# MATERIAL SHOWN start

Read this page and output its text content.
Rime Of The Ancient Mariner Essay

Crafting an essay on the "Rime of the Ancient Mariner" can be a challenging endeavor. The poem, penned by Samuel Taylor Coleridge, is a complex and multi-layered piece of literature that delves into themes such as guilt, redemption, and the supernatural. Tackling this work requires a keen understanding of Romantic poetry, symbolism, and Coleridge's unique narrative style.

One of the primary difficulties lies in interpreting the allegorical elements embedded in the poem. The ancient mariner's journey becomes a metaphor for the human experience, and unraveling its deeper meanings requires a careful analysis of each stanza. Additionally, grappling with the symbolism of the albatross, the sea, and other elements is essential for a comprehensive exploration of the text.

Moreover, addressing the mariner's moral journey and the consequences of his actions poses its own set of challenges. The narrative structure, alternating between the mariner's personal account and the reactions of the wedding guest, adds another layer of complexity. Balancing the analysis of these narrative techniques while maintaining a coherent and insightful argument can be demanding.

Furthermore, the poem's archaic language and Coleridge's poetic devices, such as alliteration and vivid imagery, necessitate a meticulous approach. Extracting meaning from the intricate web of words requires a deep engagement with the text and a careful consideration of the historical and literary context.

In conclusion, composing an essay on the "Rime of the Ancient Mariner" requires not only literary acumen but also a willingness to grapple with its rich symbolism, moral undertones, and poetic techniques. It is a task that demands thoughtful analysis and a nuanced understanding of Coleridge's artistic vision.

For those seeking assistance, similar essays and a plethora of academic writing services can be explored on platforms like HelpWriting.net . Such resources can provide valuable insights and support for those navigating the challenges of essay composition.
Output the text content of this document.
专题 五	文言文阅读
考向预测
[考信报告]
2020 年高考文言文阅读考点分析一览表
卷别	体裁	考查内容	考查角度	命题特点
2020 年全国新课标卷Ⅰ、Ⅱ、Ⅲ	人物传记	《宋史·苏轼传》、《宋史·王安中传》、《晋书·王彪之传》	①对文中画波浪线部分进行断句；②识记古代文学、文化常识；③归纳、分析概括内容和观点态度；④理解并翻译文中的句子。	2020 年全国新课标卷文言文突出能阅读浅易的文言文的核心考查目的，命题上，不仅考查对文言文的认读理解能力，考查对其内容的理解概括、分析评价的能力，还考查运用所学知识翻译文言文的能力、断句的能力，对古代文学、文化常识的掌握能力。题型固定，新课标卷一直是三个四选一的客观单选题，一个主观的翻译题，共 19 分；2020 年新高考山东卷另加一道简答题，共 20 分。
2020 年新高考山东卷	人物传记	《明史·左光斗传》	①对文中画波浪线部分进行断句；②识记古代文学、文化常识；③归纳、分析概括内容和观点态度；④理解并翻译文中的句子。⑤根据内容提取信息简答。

# MATERIAL SHOWN end

_PROBLEM_:
Repeat, without change, each line of the data above from the one that contains "Output the text content of this document." through the final line, counting both.

_OUTPUT FOR THIS EXERCISE_:
Output the text content of this document.
专题 五	文言文阅读
考向预测
[考信报告]
2020 年高考文言文阅读考点分析一览表
卷别	体裁	考查内容	考查角度	命题特点
2020 年全国新课标卷Ⅰ、Ⅱ、Ⅲ	人物传记	《宋史·苏轼传》、《宋史·王安中传》、《晋书·王彪之传》	①对文中画波浪线部分进行断句；②识记古代文学、文化常识；③归纳、分析概括内容和观点态度；④理解并翻译文中的句子。	2020 年全国新课标卷文言文突出能阅读浅易的文言文的核心考查目的，命题上，不仅考查对文言文的认读理解能力，考查对其内容的理解概括、分析评价的能力，还考查运用所学知识翻译文言文的能力、断句的能力，对古代文学、文化常识的掌握能力。题型固定，新课标卷一直是三个四选一的客观单选题，一个主观的翻译题，共 19 分；2020 年新高考山东卷另加一道简答题，共 20 分。
2020 年新高考山东卷	人物传记	《明史·左光斗传》	①对文中画波浪线部分进行断句；②识记古代文学、文化常识；③归纳、分析概括内容和观点态度；④理解并翻译文中的句子。⑤根据内容提取信息简答。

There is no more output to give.